WHAT TO WORK ON:
Restate the full set of records exactly, without adding or dropping a word.

──────── RECORDS TO PROCESS ────────

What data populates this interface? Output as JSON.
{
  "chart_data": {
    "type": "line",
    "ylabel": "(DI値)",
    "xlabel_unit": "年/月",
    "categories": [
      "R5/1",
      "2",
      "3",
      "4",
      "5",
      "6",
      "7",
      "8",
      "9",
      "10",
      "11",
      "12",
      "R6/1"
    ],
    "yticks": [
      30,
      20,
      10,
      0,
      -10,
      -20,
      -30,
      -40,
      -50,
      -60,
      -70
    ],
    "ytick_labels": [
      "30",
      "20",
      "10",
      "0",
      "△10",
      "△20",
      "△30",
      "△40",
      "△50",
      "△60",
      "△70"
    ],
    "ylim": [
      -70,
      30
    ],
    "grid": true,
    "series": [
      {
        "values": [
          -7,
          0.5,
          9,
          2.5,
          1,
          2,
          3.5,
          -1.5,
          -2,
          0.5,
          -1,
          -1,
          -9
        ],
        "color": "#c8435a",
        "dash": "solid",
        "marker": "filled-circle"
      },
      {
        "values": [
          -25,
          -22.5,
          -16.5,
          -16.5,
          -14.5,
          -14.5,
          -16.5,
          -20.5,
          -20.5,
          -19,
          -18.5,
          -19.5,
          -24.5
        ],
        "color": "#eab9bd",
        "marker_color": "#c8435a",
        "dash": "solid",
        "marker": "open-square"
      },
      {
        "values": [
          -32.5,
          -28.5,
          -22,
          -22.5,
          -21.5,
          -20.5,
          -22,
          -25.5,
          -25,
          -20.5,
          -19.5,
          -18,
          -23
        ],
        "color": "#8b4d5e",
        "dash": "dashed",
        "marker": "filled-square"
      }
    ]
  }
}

────────

EXERCISE SOLUTION:
What data populates this interface? Output as JSON.
{
  "chart_data": {
    "type": "line",
    "ylabel": "(DI値)",
    "xlabel_unit": "年/月",
    "categories": [
      "R5/1",
      "2",
      "3",
      "4",
      "5",
      "6",
      "7",
      "8",
      "9",
      "10",
      "11",
      "12",
      "R6/1"
    ],
    "yticks": [
      30,
      20,
      10,
      0,
      -10,
      -20,
      -30,
      -40,
      -50,
      -60,
      -70
    ],
    "ytick_labels": [
      "30",
      "20",
      "10",
      "0",
      "△10",
      "△20",
      "△30",
      "△40",
      "△50",
      "△60",
      "△70"
    ],
    "ylim": [
      -70,
      30
    ],
    "grid": true,
    "series": [
      {
        "values": [
          -7,
          0.5,
          9,
          2.5,
          1,
          2,
          3.5,
          -1.5,
          -2,
          0.5,
          -1,
          -1,
          -9
        ],
        "color": "#c8435a",
        "dash": "solid",
        "marker": "filled-circle"
      },
      {
        "values": [
          -25,
          -22.5,
          -16.5,
          -16.5,
          -14.5,
          -14.5,
          -16.5,
          -20.5,
          -20.5,
          -19,
          -18.5,
          -19.5,
          -24.5
        ],
        "color": "#eab9bd",
        "marker_color": "#c8435a",
        "dash": "solid",
        "marker": "open-square"
      },
      {
        "values": [
          -32.5,
          -28.5,
          -22,
          -22.5,
          -21.5,
          -20.5,
          -22,
          -25.5,
          -25,
          -20.5,
          -19.5,
          -18,
          -23
        ],
        "color": "#8b4d5e",
        "dash": "dashed",
        "marker": "filled-square"
      }
    ]
  }
}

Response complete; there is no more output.